__What to produce__
Reproduce all entries verbatim, with nothing added or dropped.

__Dataset excerpts__
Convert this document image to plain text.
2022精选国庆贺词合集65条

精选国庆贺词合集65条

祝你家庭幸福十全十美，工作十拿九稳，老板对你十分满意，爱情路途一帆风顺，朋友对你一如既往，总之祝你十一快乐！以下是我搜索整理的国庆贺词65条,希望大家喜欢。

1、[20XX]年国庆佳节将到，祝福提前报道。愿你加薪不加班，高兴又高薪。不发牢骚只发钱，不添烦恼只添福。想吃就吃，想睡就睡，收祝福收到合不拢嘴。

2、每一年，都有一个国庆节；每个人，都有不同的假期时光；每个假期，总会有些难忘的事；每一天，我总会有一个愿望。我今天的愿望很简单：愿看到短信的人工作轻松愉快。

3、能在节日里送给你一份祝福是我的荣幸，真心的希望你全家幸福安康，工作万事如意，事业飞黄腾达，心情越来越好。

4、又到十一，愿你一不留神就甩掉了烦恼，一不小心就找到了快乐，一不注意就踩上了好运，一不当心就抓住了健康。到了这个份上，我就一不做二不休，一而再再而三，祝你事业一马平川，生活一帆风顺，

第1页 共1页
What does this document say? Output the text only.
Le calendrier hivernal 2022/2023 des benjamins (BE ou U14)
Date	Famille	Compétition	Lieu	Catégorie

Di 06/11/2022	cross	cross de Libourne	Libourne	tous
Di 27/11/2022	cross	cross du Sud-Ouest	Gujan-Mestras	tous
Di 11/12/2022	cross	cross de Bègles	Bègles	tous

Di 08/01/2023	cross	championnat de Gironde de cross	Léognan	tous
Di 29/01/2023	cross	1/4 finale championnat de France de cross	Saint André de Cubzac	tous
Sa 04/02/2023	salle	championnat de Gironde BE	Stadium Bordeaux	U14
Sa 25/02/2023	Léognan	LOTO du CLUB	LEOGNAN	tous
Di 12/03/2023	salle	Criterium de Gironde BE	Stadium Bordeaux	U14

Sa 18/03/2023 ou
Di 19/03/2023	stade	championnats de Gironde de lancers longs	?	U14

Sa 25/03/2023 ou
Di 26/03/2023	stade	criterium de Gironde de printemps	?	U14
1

__Finished answer__
Convert this document image to plain text.
2022精选国庆贺词合集65条

精选国庆贺词合集65条

祝你家庭幸福十全十美，工作十拿九稳，老板对你十分满意，爱情路途一帆风顺，朋友对你一如既往，总之祝你十一快乐！以下是我搜索整理的国庆贺词65条,希望大家喜欢。

1、[20XX]年国庆佳节将到，祝福提前报道。愿你加薪不加班，高兴又高薪。不发牢骚只发钱，不添烦恼只添福。想吃就吃，想睡就睡，收祝福收到合不拢嘴。

2、每一年，都有一个国庆节；每个人，都有不同的假期时光；每个假期，总会有些难忘的事；每一天，我总会有一个愿望。我今天的愿望很简单：愿看到短信的人工作轻松愉快。

3、能在节日里送给你一份祝福是我的荣幸，真心的希望你全家幸福安康，工作万事如意，事业飞黄腾达，心情越来越好。

4、又到十一，愿你一不留神就甩掉了烦恼，一不小心就找到了快乐，一不注意就踩上了好运，一不当心就抓住了健康。到了这个份上，我就一不做二不休，一而再再而三，祝你事业一马平川，生活一帆风顺，

第1页 共1页
What does this document say? Output the text only.
Le calendrier hivernal 2022/2023 des benjamins (BE ou U14)
Date	Famille	Compétition	Lieu	Catégorie

Di 06/11/2022	cross	cross de Libourne	Libourne	tous
Di 27/11/2022	cross	cross du Sud-Ouest	Gujan-Mestras	tous
Di 11/12/2022	cross	cross de Bègles	Bègles	tous

Di 08/01/2023	cross	championnat de Gironde de cross	Léognan	tous
Di 29/01/2023	cross	1/4 finale championnat de France de cross	Saint André de Cubzac	tous
Sa 04/02/2023	salle	championnat de Gironde BE	Stadium Bordeaux	U14
Sa 25/02/2023	Léognan	LOTO du CLUB	LEOGNAN	tous
Di 12/03/2023	salle	Criterium de Gironde BE	Stadium Bordeaux	U14

Sa 18/03/2023 ou
Di 19/03/2023	stade	championnats de Gironde de lancers longs	?	U14

Sa 25/03/2023 ou
Di 26/03/2023	stade	criterium de Gironde de printemps	?	U14
1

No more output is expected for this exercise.